**Layout region records:**

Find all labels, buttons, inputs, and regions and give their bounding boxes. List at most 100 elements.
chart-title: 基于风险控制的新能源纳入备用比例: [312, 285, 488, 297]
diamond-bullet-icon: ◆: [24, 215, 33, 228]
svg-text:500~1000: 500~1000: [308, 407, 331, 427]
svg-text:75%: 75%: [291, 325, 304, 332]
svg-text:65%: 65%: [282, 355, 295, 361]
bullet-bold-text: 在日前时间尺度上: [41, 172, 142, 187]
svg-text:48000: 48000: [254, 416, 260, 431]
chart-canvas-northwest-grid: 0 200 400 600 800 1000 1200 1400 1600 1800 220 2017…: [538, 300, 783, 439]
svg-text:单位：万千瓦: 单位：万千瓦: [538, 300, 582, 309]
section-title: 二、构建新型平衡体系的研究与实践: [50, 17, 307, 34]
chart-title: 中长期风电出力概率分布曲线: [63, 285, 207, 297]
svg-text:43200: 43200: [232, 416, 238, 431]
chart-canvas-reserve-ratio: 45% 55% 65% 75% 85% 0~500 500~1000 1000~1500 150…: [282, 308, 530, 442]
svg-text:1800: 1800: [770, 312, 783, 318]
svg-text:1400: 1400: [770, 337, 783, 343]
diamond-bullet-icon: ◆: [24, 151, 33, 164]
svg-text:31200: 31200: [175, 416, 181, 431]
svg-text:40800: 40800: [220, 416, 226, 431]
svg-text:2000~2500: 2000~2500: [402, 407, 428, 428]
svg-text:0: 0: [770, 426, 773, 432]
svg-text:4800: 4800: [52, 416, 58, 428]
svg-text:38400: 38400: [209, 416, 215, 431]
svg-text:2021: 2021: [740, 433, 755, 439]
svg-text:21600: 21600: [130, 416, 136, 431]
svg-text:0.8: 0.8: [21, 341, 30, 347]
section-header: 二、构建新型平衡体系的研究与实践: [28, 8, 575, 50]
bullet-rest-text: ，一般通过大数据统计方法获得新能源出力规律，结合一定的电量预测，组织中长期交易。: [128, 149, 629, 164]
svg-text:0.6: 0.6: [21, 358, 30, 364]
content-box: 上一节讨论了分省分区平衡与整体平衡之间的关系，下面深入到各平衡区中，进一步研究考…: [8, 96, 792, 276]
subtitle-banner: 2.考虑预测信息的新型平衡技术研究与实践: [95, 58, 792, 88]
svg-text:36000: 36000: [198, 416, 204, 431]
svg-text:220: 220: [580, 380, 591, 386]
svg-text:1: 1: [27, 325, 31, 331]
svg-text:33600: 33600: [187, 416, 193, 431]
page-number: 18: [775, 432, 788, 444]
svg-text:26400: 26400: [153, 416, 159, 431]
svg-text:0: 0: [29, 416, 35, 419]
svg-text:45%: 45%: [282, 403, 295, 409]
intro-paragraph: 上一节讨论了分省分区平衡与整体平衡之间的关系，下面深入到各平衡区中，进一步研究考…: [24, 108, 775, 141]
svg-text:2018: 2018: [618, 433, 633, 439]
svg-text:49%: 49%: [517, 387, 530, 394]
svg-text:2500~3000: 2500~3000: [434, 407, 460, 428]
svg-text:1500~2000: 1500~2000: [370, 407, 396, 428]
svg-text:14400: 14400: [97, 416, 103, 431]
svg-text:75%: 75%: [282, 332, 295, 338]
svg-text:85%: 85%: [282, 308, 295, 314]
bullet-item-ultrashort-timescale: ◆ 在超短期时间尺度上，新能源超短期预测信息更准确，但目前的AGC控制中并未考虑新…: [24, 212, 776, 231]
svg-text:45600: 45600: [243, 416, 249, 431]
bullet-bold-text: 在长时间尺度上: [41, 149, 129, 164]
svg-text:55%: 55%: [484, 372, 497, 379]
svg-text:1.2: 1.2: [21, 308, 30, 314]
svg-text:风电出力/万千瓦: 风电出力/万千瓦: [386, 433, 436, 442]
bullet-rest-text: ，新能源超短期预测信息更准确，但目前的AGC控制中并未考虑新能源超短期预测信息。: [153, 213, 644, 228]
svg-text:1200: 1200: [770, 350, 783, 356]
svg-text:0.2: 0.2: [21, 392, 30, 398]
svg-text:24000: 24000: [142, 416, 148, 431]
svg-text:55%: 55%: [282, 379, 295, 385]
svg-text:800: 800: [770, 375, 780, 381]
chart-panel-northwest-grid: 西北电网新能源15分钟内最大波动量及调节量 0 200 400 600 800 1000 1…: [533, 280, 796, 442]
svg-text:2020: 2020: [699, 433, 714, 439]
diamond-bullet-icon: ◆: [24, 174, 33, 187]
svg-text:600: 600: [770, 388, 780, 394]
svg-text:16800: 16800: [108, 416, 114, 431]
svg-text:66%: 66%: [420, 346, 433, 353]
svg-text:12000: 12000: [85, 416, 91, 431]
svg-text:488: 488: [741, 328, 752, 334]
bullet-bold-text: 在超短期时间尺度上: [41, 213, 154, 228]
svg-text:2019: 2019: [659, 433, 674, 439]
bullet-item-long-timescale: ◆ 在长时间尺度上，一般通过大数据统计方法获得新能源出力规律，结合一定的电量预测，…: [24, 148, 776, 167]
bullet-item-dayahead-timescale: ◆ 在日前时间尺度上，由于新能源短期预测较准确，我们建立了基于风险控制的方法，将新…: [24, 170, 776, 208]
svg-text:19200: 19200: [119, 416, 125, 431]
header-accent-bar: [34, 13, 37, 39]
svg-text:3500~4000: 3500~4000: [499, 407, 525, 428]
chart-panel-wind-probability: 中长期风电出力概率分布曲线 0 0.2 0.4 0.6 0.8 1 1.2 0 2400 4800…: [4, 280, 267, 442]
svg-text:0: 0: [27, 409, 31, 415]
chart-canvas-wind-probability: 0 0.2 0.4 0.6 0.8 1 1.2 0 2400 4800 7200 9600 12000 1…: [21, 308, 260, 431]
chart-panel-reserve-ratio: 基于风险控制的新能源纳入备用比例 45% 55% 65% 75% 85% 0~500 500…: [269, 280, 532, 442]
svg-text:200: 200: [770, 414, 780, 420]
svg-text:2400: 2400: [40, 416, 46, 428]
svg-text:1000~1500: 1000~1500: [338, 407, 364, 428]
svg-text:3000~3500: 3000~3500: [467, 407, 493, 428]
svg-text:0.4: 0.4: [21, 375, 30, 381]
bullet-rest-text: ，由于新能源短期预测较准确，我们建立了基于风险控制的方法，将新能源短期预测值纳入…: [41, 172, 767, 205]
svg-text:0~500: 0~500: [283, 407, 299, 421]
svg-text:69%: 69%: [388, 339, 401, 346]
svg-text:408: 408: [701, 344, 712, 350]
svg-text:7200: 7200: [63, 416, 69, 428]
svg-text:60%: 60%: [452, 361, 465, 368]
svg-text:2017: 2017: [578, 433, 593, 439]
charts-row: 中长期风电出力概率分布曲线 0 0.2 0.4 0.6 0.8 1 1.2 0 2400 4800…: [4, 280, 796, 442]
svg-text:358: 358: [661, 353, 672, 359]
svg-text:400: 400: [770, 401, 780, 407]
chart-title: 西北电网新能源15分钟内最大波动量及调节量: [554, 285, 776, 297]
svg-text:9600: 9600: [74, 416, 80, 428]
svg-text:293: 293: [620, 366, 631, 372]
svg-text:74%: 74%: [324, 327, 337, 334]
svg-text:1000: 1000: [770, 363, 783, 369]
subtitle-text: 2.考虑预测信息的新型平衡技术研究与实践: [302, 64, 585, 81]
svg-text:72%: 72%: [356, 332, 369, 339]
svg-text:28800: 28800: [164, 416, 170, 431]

**What is required:**
Duplicate every line of the material above verbatim, without altering anything.

**Solution for this exercise:**
Find all labels, buttons, inputs, and regions and give their bounding boxes. List at most 100 elements.
chart-title: 基于风险控制的新能源纳入备用比例: [312, 285, 488, 297]
diamond-bullet-icon: ◆: [24, 215, 33, 228]
svg-text:500~1000: 500~1000: [308, 407, 331, 427]
svg-text:75%: 75%: [291, 325, 304, 332]
svg-text:65%: 65%: [282, 355, 295, 361]
bullet-bold-text: 在日前时间尺度上: [41, 172, 142, 187]
svg-text:48000: 48000: [254, 416, 260, 431]
chart-canvas-northwest-grid: 0 200 400 600 800 1000 1200 1400 1600 1800 220 2017…: [538, 300, 783, 439]
svg-text:单位：万千瓦: 单位：万千瓦: [538, 300, 582, 309]
section-title: 二、构建新型平衡体系的研究与实践: [50, 17, 307, 34]
chart-title: 中长期风电出力概率分布曲线: [63, 285, 207, 297]
svg-text:43200: 43200: [232, 416, 238, 431]
chart-canvas-reserve-ratio: 45% 55% 65% 75% 85% 0~500 500~1000 1000~1500 150…: [282, 308, 530, 442]
svg-text:1800: 1800: [770, 312, 783, 318]
svg-text:1400: 1400: [770, 337, 783, 343]
diamond-bullet-icon: ◆: [24, 151, 33, 164]
svg-text:31200: 31200: [175, 416, 181, 431]
svg-text:40800: 40800: [220, 416, 226, 431]
svg-text:2000~2500: 2000~2500: [402, 407, 428, 428]
svg-text:0: 0: [770, 426, 773, 432]
svg-text:4800: 4800: [52, 416, 58, 428]
svg-text:38400: 38400: [209, 416, 215, 431]
svg-text:2021: 2021: [740, 433, 755, 439]
svg-text:21600: 21600: [130, 416, 136, 431]
svg-text:0.8: 0.8: [21, 341, 30, 347]
section-header: 二、构建新型平衡体系的研究与实践: [28, 8, 575, 50]
bullet-rest-text: ，一般通过大数据统计方法获得新能源出力规律，结合一定的电量预测，组织中长期交易。: [128, 149, 629, 164]
svg-text:0.6: 0.6: [21, 358, 30, 364]
content-box: 上一节讨论了分省分区平衡与整体平衡之间的关系，下面深入到各平衡区中，进一步研究考…: [8, 96, 792, 276]
subtitle-banner: 2.考虑预测信息的新型平衡技术研究与实践: [95, 58, 792, 88]
svg-text:36000: 36000: [198, 416, 204, 431]
svg-text:220: 220: [580, 380, 591, 386]
svg-text:1: 1: [27, 325, 31, 331]
svg-text:33600: 33600: [187, 416, 193, 431]
page-number: 18: [775, 432, 788, 444]
svg-text:26400: 26400: [153, 416, 159, 431]
svg-text:0: 0: [29, 416, 35, 419]
svg-text:45%: 45%: [282, 403, 295, 409]
intro-paragraph: 上一节讨论了分省分区平衡与整体平衡之间的关系，下面深入到各平衡区中，进一步研究考…: [24, 108, 775, 141]
svg-text:2018: 2018: [618, 433, 633, 439]
svg-text:49%: 49%: [517, 387, 530, 394]
svg-text:2500~3000: 2500~3000: [434, 407, 460, 428]
svg-text:1500~2000: 1500~2000: [370, 407, 396, 428]
svg-text:14400: 14400: [97, 416, 103, 431]
svg-text:75%: 75%: [282, 332, 295, 338]
svg-text:85%: 85%: [282, 308, 295, 314]
bullet-item-ultrashort-timescale: ◆ 在超短期时间尺度上，新能源超短期预测信息更准确，但目前的AGC控制中并未考虑新…: [24, 212, 776, 231]
svg-text:45600: 45600: [243, 416, 249, 431]
bullet-bold-text: 在长时间尺度上: [41, 149, 129, 164]
svg-text:55%: 55%: [484, 372, 497, 379]
svg-text:1.2: 1.2: [21, 308, 30, 314]
svg-text:风电出力/万千瓦: 风电出力/万千瓦: [386, 433, 436, 442]
bullet-rest-text: ，新能源超短期预测信息更准确，但目前的AGC控制中并未考虑新能源超短期预测信息。: [153, 213, 644, 228]
svg-text:1200: 1200: [770, 350, 783, 356]
svg-text:0.2: 0.2: [21, 392, 30, 398]
svg-text:24000: 24000: [142, 416, 148, 431]
svg-text:55%: 55%: [282, 379, 295, 385]
svg-text:800: 800: [770, 375, 780, 381]
chart-panel-northwest-grid: 西北电网新能源15分钟内最大波动量及调节量 0 200 400 600 800 1000 1…: [533, 280, 796, 442]
svg-text:2020: 2020: [699, 433, 714, 439]
diamond-bullet-icon: ◆: [24, 174, 33, 187]
svg-text:600: 600: [770, 388, 780, 394]
svg-text:16800: 16800: [108, 416, 114, 431]
svg-text:66%: 66%: [420, 346, 433, 353]
svg-text:12000: 12000: [85, 416, 91, 431]
svg-text:488: 488: [741, 328, 752, 334]
bullet-bold-text: 在超短期时间尺度上: [41, 213, 154, 228]
svg-text:2019: 2019: [659, 433, 674, 439]
bullet-item-long-timescale: ◆ 在长时间尺度上，一般通过大数据统计方法获得新能源出力规律，结合一定的电量预测，…: [24, 148, 776, 167]
bullet-item-dayahead-timescale: ◆ 在日前时间尺度上，由于新能源短期预测较准确，我们建立了基于风险控制的方法，将新…: [24, 170, 776, 208]
svg-text:19200: 19200: [119, 416, 125, 431]
header-accent-bar: [34, 13, 37, 39]
svg-text:3500~4000: 3500~4000: [499, 407, 525, 428]
chart-panel-wind-probability: 中长期风电出力概率分布曲线 0 0.2 0.4 0.6 0.8 1 1.2 0 2400 4800…: [4, 280, 267, 442]
svg-text:0: 0: [27, 409, 31, 415]
chart-canvas-wind-probability: 0 0.2 0.4 0.6 0.8 1 1.2 0 2400 4800 7200 9600 12000 1…: [21, 308, 260, 431]
chart-panel-reserve-ratio: 基于风险控制的新能源纳入备用比例 45% 55% 65% 75% 85% 0~500 500…: [269, 280, 532, 442]
svg-text:200: 200: [770, 414, 780, 420]
svg-text:2400: 2400: [40, 416, 46, 428]
svg-text:1000~1500: 1000~1500: [338, 407, 364, 428]
svg-text:3000~3500: 3000~3500: [467, 407, 493, 428]
svg-text:0.4: 0.4: [21, 375, 30, 381]
bullet-rest-text: ，由于新能源短期预测较准确，我们建立了基于风险控制的方法，将新能源短期预测值纳入…: [41, 172, 767, 205]
svg-text:0~500: 0~500: [283, 407, 299, 421]
svg-text:69%: 69%: [388, 339, 401, 346]
svg-text:408: 408: [701, 344, 712, 350]
svg-text:7200: 7200: [63, 416, 69, 428]
svg-text:60%: 60%: [452, 361, 465, 368]
svg-text:2017: 2017: [578, 433, 593, 439]
charts-row: 中长期风电出力概率分布曲线 0 0.2 0.4 0.6 0.8 1 1.2 0 2400 4800…: [4, 280, 796, 442]
svg-text:358: 358: [661, 353, 672, 359]
svg-text:400: 400: [770, 401, 780, 407]
chart-title: 西北电网新能源15分钟内最大波动量及调节量: [554, 285, 776, 297]
svg-text:9600: 9600: [74, 416, 80, 428]
svg-text:293: 293: [620, 366, 631, 372]
svg-text:74%: 74%: [324, 327, 337, 334]
svg-text:1000: 1000: [770, 363, 783, 369]
subtitle-text: 2.考虑预测信息的新型平衡技术研究与实践: [302, 64, 585, 81]
svg-text:72%: 72%: [356, 332, 369, 339]
svg-text:28800: 28800: [164, 416, 170, 431]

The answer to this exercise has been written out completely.